## WHAT NEEDS TO BE DONE
Look through the lines below and extract any with the word "Accumbens".

## EXERCISE DATA
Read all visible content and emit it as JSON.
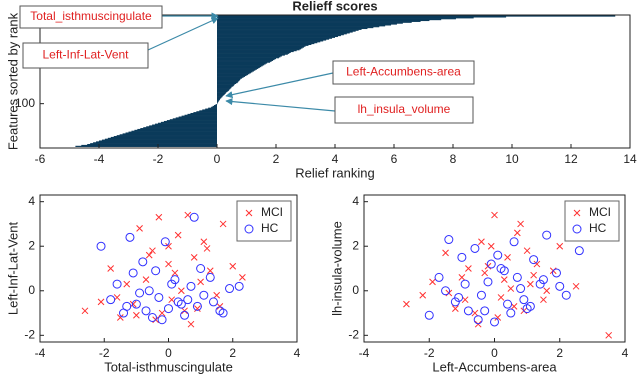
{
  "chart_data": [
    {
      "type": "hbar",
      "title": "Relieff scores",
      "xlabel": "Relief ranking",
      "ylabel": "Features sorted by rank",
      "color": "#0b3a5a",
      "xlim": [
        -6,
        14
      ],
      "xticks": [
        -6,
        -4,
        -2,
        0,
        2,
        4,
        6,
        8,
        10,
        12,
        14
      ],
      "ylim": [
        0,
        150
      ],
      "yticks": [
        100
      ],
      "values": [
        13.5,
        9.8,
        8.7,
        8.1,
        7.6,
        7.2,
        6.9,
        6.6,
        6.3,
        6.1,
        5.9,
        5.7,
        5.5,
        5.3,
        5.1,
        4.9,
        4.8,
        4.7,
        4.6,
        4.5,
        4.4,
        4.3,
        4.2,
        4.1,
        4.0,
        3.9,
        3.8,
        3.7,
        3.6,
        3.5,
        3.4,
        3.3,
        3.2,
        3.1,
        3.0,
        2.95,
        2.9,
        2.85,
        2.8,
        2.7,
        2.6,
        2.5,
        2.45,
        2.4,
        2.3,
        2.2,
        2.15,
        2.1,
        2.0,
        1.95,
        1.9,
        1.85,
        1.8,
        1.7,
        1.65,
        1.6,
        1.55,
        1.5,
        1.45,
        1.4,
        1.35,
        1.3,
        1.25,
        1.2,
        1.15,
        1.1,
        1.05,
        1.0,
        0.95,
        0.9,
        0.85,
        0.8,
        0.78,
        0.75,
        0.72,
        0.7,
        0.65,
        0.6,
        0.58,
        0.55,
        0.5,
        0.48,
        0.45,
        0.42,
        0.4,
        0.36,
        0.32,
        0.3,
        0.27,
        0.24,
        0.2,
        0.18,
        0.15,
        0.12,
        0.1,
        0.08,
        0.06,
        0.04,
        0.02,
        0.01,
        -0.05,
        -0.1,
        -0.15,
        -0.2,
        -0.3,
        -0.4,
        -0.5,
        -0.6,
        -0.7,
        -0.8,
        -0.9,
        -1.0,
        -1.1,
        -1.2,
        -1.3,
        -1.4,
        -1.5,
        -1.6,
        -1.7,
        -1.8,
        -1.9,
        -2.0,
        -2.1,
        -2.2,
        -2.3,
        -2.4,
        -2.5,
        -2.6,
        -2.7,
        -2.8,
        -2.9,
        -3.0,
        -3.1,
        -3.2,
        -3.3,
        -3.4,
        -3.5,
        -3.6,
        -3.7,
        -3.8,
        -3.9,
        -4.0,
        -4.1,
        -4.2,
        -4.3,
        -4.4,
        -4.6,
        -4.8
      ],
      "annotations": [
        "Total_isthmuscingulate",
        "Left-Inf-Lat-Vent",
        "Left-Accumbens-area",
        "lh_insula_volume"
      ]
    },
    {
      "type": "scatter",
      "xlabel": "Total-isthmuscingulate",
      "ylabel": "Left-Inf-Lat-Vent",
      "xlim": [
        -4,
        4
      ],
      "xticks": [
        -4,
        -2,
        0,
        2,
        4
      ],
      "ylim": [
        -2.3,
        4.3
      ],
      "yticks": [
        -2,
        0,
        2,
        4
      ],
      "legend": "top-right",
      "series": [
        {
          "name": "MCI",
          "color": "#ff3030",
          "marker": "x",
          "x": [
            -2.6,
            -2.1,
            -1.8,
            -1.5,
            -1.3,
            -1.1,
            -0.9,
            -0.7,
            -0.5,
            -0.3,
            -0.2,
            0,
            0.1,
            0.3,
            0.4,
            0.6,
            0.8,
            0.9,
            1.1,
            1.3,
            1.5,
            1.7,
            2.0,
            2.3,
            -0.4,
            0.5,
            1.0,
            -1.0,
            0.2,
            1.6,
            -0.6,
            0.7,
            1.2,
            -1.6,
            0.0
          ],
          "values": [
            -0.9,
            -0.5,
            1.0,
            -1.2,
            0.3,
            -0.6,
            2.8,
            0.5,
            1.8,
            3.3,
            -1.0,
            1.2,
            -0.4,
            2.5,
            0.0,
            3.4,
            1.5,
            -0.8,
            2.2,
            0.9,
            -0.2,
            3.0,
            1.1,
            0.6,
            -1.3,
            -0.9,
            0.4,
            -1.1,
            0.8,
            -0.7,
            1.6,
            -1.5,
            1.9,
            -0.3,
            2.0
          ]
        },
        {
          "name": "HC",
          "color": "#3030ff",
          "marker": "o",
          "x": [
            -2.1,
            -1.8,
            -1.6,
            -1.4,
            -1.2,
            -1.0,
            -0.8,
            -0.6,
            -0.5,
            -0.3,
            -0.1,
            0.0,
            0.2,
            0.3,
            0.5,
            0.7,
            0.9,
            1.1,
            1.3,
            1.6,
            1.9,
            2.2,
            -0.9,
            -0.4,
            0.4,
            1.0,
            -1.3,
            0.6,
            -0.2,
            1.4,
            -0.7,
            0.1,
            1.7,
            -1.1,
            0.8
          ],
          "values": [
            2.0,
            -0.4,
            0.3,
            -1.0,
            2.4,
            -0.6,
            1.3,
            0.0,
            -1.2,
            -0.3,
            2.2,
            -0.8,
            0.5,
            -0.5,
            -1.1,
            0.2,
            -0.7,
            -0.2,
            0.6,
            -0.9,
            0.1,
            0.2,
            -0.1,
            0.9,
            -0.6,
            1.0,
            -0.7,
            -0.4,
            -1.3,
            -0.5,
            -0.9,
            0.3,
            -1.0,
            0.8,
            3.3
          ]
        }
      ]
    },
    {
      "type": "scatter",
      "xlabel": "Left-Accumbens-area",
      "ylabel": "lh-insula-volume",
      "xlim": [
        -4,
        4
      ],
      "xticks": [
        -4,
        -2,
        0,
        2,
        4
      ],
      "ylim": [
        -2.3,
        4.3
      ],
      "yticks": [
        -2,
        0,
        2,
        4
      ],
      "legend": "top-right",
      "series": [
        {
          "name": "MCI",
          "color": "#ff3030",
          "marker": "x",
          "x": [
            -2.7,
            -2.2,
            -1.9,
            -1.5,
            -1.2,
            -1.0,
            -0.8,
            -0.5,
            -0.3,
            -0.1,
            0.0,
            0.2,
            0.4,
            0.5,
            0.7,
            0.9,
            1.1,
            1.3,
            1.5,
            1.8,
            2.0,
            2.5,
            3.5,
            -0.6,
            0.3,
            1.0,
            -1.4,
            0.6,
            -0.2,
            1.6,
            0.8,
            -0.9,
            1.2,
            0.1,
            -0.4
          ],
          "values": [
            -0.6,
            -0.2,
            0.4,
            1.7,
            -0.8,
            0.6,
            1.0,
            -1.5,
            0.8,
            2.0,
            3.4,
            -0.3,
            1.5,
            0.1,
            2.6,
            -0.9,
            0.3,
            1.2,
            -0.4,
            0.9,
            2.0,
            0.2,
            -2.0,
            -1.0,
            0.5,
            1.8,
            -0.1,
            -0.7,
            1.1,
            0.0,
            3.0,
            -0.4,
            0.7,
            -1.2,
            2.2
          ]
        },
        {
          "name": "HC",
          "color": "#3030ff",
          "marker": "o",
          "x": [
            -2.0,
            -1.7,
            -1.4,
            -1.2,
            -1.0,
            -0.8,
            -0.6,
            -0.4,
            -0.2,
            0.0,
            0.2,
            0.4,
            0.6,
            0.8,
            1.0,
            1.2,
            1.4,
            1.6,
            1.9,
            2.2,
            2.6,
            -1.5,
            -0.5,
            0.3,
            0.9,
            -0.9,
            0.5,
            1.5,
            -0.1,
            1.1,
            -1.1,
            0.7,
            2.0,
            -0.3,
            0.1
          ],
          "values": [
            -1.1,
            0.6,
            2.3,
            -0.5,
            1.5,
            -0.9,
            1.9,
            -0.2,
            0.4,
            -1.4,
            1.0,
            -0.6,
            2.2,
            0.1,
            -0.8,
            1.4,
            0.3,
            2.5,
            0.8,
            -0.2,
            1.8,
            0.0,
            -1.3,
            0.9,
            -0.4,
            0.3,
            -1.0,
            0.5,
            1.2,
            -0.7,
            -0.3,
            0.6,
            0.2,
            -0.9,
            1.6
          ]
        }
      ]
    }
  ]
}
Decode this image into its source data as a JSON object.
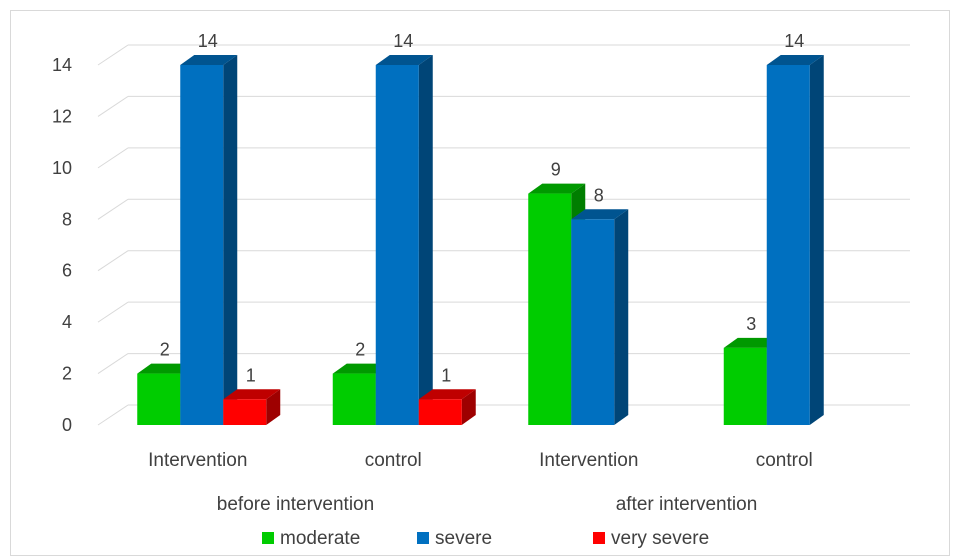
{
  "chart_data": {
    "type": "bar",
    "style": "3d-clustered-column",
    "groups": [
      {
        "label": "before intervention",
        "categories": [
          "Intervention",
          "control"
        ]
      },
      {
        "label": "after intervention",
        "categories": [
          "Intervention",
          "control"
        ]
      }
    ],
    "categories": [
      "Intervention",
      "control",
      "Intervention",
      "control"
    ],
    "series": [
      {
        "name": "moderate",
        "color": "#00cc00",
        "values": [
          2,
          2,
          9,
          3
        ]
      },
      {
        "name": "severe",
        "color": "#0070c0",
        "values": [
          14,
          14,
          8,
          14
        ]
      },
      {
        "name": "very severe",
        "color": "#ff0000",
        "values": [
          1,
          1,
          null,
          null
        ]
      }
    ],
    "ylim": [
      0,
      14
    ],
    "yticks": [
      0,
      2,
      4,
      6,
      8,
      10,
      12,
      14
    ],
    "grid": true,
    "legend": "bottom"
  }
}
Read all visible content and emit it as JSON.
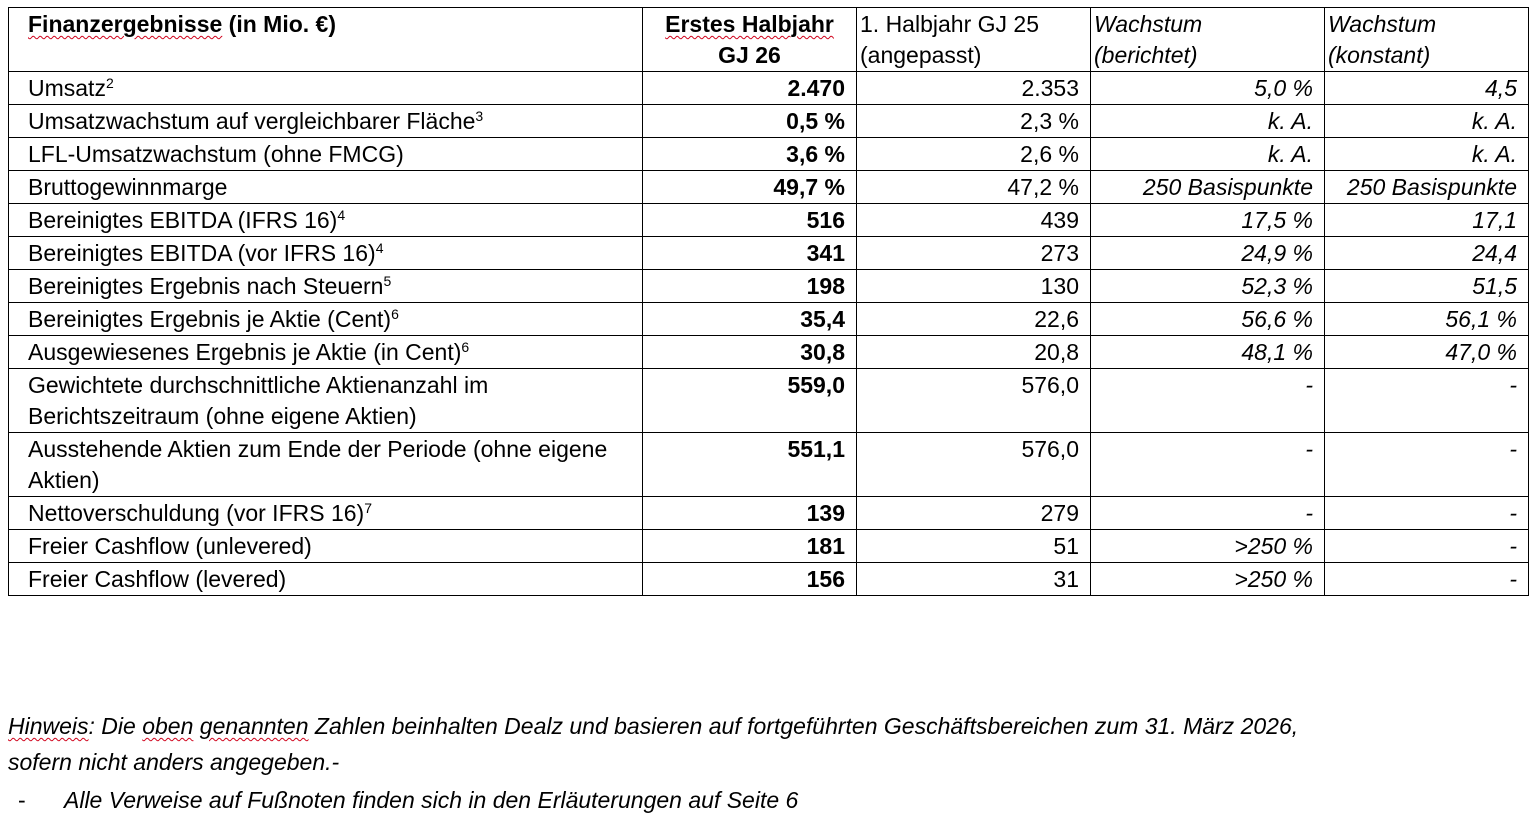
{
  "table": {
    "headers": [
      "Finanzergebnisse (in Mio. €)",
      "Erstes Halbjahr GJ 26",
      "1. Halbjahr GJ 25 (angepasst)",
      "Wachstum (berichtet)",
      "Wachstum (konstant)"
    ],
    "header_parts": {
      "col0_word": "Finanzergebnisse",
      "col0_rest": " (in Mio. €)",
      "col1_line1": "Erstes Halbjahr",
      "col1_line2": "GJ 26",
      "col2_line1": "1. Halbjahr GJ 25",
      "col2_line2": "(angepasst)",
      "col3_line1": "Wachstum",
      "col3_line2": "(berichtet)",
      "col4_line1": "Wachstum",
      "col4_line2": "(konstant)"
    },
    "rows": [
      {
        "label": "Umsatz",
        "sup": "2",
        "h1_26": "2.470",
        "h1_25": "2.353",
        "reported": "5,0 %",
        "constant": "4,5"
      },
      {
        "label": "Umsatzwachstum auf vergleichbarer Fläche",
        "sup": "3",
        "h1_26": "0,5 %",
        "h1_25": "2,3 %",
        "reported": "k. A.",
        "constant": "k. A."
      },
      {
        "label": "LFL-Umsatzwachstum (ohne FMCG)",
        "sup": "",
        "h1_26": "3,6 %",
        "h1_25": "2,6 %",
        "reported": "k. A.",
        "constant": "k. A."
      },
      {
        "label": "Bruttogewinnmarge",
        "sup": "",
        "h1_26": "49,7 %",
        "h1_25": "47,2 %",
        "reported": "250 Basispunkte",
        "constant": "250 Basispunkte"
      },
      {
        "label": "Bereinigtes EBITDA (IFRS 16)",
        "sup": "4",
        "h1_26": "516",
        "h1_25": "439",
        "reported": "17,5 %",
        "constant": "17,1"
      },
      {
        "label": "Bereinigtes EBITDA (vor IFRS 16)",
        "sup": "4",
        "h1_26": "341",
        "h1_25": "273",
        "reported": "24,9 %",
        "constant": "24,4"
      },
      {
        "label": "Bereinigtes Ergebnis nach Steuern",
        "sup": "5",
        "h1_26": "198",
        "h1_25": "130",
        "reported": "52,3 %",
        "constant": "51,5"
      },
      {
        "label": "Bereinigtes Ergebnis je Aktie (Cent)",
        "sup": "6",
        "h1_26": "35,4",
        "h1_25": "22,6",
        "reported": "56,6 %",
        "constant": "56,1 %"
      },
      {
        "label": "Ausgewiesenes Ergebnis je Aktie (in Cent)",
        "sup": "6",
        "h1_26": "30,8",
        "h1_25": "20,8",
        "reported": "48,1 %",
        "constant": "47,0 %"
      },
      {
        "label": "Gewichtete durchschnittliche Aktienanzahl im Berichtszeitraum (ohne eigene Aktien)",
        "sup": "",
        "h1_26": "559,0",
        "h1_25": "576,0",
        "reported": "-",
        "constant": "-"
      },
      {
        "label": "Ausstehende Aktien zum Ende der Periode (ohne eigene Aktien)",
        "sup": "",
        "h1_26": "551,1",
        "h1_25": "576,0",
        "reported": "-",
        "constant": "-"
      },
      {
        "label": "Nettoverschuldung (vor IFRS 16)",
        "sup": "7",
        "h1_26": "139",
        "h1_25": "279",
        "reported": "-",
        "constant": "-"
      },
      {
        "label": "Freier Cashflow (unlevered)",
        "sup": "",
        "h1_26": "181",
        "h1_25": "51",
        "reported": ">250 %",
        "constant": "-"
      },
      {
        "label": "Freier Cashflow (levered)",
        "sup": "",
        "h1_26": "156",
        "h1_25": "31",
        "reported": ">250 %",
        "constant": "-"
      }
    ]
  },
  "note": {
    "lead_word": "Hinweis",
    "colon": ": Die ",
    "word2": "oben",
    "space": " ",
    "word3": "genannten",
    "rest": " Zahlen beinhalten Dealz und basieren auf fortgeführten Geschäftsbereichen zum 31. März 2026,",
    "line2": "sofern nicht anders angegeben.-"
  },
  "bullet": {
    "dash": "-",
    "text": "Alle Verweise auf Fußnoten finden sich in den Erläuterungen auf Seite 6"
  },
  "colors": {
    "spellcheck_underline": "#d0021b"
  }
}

## ANSWER TO THE TASK
        "Left-Accumbens-area",
      "xlabel": "Left-Accumbens-area",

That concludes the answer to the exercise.